===== Task inputs

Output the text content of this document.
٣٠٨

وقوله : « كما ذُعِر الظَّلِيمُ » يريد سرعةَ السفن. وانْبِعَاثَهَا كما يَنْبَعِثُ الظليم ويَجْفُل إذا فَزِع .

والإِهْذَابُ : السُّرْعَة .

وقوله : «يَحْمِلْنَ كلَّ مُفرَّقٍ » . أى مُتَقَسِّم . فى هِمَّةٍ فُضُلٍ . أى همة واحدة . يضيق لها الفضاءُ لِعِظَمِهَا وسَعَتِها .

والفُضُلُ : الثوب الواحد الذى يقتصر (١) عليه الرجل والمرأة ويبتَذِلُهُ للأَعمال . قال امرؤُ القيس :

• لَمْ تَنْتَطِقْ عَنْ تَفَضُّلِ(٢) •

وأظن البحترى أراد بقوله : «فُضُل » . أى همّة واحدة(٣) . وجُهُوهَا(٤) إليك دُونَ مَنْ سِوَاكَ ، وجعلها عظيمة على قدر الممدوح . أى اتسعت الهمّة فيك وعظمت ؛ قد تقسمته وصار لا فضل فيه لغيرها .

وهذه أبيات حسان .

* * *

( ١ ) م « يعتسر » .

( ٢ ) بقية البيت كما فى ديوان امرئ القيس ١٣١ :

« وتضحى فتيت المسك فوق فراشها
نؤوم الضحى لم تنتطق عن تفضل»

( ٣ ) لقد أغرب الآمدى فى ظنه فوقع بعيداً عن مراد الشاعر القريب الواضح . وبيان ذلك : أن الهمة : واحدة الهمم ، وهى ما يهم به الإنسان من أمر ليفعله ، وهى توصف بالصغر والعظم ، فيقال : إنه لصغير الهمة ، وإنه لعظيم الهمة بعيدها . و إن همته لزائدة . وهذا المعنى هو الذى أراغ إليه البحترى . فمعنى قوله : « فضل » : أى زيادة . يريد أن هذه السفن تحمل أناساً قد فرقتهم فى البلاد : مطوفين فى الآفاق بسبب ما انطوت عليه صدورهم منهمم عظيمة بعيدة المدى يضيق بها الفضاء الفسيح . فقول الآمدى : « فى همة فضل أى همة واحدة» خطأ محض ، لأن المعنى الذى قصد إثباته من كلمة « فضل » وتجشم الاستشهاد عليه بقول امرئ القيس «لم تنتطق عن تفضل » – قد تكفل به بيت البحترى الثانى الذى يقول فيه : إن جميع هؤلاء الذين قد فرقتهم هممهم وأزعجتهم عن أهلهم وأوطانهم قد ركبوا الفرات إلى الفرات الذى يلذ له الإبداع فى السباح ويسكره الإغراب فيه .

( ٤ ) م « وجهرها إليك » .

==========
===== Task inputs

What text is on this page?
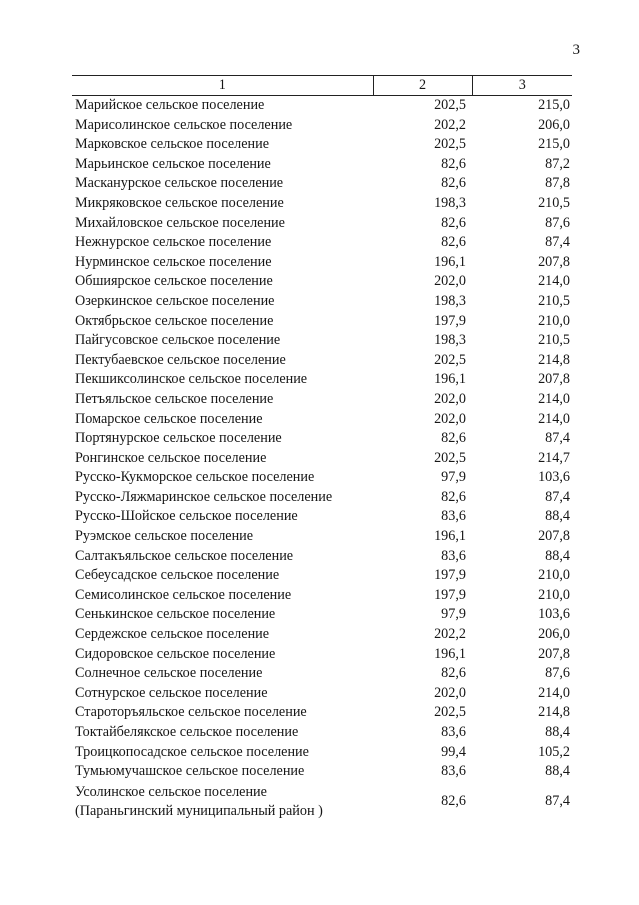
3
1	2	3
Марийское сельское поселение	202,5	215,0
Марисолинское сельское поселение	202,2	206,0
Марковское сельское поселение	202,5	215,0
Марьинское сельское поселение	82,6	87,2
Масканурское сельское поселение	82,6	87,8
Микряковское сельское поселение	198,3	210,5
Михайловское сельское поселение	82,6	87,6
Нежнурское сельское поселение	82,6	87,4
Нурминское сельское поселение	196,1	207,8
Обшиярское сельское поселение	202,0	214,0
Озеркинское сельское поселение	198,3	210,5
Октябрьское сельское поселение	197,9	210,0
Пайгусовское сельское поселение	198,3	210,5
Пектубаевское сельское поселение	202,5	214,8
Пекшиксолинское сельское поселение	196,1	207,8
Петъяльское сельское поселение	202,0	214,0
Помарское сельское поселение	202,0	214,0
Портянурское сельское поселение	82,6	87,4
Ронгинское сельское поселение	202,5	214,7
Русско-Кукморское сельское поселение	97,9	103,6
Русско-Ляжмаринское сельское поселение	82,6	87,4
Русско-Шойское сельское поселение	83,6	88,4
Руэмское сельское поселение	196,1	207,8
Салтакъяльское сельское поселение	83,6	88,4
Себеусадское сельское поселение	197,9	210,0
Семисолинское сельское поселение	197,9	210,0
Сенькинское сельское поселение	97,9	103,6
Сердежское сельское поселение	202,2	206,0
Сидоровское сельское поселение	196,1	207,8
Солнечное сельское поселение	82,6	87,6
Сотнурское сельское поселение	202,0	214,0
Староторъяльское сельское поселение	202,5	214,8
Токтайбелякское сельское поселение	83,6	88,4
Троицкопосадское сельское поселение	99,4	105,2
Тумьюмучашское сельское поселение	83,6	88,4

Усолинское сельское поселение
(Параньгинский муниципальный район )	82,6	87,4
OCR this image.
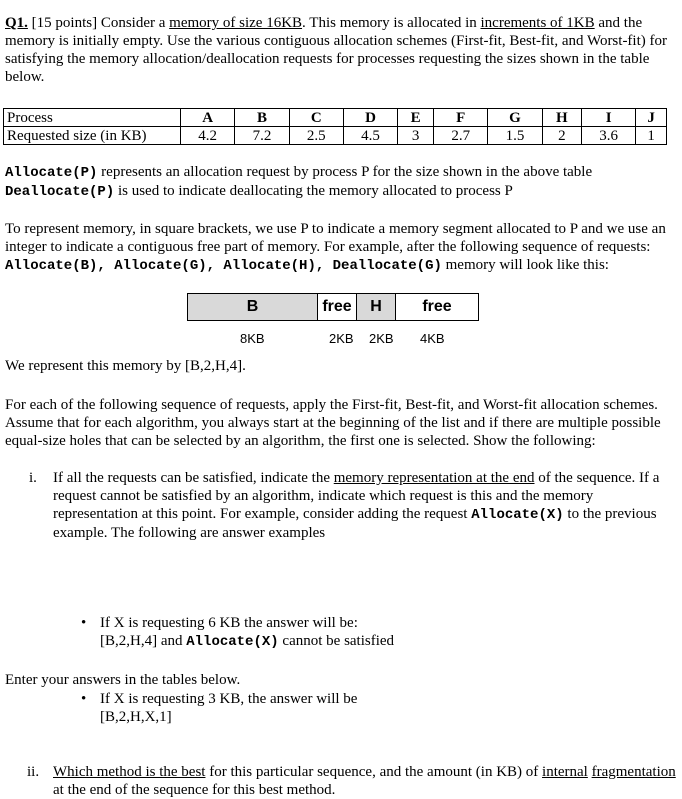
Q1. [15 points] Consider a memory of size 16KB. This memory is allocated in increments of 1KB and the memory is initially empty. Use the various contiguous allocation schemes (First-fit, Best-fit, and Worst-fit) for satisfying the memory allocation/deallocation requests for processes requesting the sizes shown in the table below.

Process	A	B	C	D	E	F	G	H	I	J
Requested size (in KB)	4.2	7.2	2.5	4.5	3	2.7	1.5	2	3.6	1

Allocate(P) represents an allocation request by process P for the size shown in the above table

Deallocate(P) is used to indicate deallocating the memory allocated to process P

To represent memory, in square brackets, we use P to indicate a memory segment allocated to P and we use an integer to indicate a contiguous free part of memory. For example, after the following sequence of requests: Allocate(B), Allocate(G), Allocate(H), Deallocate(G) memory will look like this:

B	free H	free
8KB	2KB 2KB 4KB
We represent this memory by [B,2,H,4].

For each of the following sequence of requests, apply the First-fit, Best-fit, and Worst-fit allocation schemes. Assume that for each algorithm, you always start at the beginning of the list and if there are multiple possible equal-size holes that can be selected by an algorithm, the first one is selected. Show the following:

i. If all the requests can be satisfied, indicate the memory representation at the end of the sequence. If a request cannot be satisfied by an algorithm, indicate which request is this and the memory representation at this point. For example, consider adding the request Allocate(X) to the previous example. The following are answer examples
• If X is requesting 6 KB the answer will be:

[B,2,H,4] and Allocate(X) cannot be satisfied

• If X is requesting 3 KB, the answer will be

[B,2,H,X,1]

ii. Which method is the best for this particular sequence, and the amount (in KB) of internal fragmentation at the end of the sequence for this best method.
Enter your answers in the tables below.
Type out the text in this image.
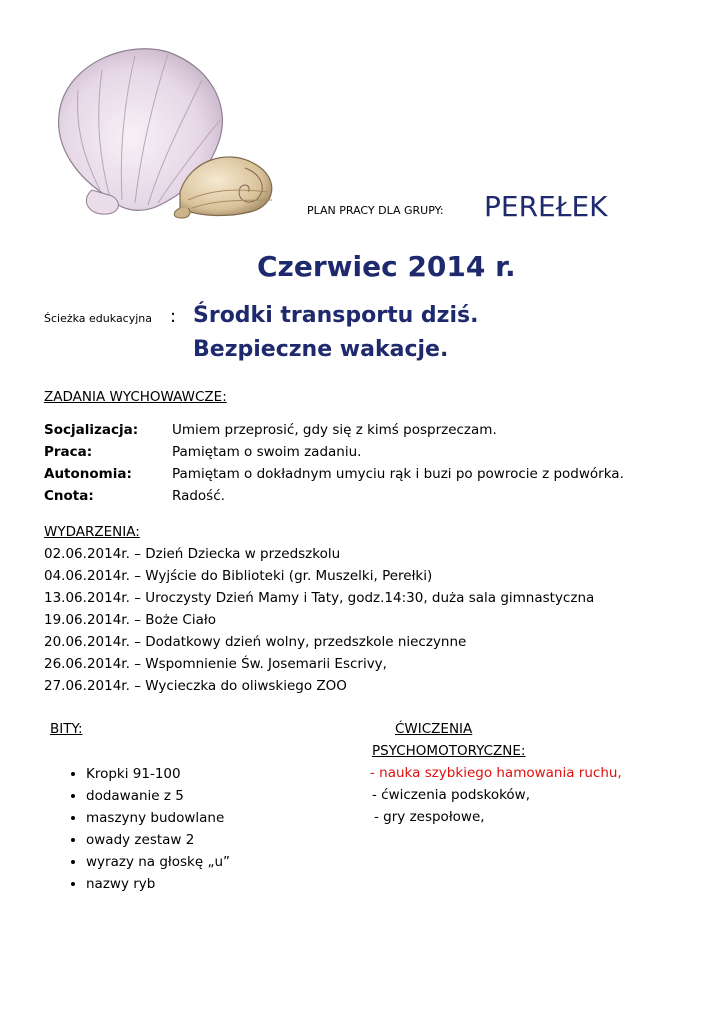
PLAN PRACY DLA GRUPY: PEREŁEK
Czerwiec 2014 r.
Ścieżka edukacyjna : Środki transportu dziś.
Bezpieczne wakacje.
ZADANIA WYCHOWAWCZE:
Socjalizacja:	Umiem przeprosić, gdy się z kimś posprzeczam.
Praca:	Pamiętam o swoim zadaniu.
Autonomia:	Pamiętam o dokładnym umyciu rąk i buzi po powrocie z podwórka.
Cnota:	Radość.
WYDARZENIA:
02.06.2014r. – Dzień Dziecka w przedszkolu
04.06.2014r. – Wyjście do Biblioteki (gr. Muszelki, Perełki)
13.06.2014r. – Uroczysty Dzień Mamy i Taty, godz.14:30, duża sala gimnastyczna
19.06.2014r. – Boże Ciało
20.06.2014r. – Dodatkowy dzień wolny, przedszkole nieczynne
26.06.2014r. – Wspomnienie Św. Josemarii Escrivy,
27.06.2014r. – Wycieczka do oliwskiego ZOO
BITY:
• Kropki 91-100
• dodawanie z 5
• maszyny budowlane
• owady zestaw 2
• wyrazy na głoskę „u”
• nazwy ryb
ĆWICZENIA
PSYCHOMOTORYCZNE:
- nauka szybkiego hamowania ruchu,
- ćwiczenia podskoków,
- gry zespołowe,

==========
===== Task inputs

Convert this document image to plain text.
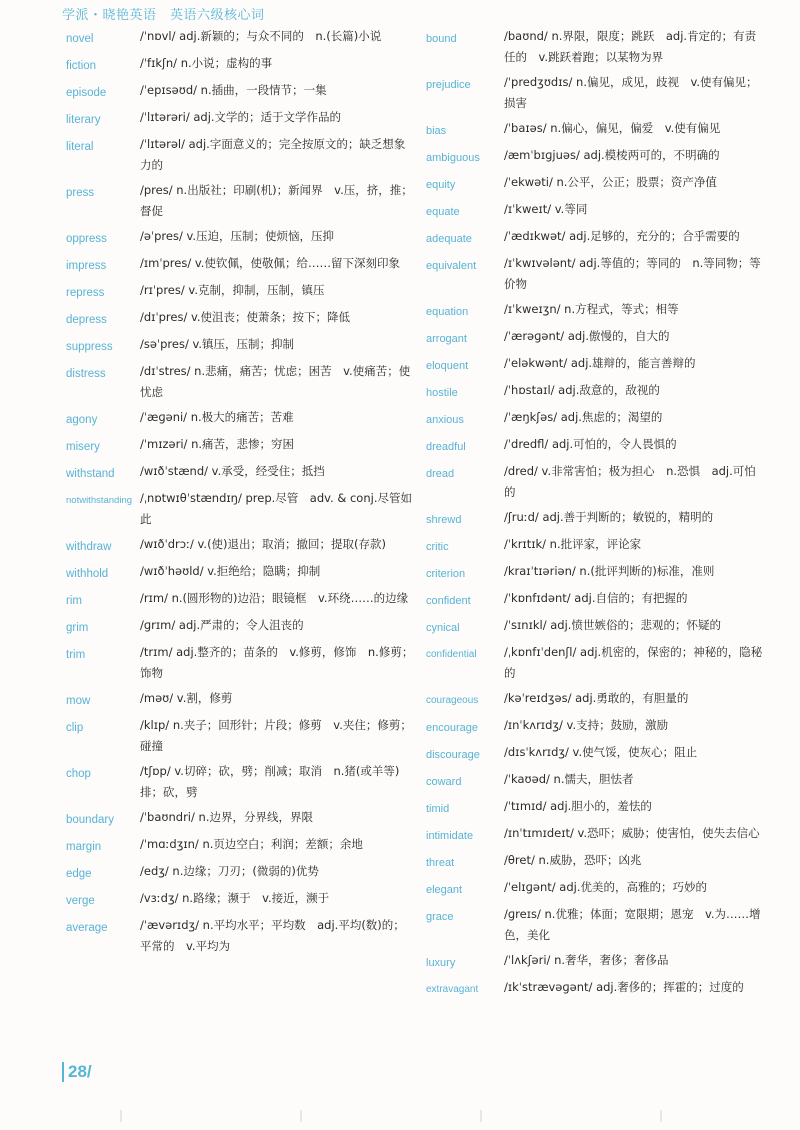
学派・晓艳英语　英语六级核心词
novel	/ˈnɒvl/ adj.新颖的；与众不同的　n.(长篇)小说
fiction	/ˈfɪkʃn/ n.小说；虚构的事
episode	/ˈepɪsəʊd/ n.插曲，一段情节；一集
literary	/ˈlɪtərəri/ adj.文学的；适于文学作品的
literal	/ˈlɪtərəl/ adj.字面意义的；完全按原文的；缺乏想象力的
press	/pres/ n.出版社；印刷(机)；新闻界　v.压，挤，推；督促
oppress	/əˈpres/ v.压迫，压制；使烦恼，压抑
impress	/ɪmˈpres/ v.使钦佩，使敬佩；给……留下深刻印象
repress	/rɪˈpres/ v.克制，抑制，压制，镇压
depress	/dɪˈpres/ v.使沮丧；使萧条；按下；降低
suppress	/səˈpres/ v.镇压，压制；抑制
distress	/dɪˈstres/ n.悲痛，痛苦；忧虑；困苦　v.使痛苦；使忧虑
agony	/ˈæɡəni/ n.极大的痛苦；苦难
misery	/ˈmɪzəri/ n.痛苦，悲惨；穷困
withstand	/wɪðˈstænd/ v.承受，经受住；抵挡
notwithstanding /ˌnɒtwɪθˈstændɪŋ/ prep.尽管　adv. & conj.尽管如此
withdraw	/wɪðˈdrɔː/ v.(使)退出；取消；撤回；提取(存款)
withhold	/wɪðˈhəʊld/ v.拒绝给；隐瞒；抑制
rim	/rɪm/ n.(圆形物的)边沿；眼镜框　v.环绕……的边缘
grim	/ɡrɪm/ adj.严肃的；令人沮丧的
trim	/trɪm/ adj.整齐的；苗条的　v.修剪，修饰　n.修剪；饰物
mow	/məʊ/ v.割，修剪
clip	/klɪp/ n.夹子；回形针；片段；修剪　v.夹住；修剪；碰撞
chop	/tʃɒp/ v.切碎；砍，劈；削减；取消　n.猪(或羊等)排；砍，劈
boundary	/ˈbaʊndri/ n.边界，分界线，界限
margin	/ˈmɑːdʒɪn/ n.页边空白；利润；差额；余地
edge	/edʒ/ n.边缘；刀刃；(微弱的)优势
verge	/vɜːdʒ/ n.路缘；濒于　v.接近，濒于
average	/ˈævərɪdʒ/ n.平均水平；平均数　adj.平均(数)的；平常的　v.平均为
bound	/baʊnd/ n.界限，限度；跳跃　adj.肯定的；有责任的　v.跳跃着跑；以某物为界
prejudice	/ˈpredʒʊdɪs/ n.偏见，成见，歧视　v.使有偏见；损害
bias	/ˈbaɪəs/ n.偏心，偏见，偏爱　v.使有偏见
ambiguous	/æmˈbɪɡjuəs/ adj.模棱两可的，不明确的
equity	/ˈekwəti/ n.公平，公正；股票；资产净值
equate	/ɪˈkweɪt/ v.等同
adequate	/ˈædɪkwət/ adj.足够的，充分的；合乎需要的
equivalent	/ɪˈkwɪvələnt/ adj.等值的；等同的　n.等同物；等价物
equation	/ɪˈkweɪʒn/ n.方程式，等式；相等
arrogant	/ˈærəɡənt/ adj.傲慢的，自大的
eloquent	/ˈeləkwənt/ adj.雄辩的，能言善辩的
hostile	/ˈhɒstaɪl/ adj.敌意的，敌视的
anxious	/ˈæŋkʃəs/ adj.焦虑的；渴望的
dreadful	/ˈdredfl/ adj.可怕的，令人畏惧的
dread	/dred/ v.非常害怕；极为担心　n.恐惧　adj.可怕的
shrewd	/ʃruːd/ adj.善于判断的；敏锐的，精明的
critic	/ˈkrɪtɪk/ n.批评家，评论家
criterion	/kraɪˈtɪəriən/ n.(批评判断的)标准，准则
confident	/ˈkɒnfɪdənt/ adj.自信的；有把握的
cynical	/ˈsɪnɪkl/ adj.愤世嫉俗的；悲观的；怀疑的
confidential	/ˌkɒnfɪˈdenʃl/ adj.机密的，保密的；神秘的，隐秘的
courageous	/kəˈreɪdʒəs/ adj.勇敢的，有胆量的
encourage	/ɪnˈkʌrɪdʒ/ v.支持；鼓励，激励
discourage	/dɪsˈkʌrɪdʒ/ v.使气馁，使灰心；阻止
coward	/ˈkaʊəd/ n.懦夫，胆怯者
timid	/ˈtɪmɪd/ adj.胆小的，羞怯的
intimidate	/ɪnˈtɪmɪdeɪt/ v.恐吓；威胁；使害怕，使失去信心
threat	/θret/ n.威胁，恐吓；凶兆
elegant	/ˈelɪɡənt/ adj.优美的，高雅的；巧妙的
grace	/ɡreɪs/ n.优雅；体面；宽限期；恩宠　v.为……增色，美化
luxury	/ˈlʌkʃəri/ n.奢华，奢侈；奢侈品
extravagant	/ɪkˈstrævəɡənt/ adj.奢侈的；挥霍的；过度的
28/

==========

| Exercise objective |
Search the entries for the word "size", then list each line that holds it.

| Response |
Q1. [15 points] Consider a memory of size 16KB. This memory is allocated in increments of 1KB and the memory is initially empty. Use the various contiguous allocation schemes (First-fit, Best-fit, and Worst-fit) for satisfying the memory allocation/deallocation requests for processes requesting the sizes shown in the table below.
Requested size (in KB)	4.2	7.2	2.5	4.5	3	2.7	1.5	2	3.6	1
Allocate(P) represents an allocation request by process P for the size shown in the above table
For each of the following sequence of requests, apply the First-fit, Best-fit, and Worst-fit allocation schemes. Assume that for each algorithm, you always start at the beginning of the list and if there are multiple possible equal-size holes that can be selected by an algorithm, the first one is selected. Show the following:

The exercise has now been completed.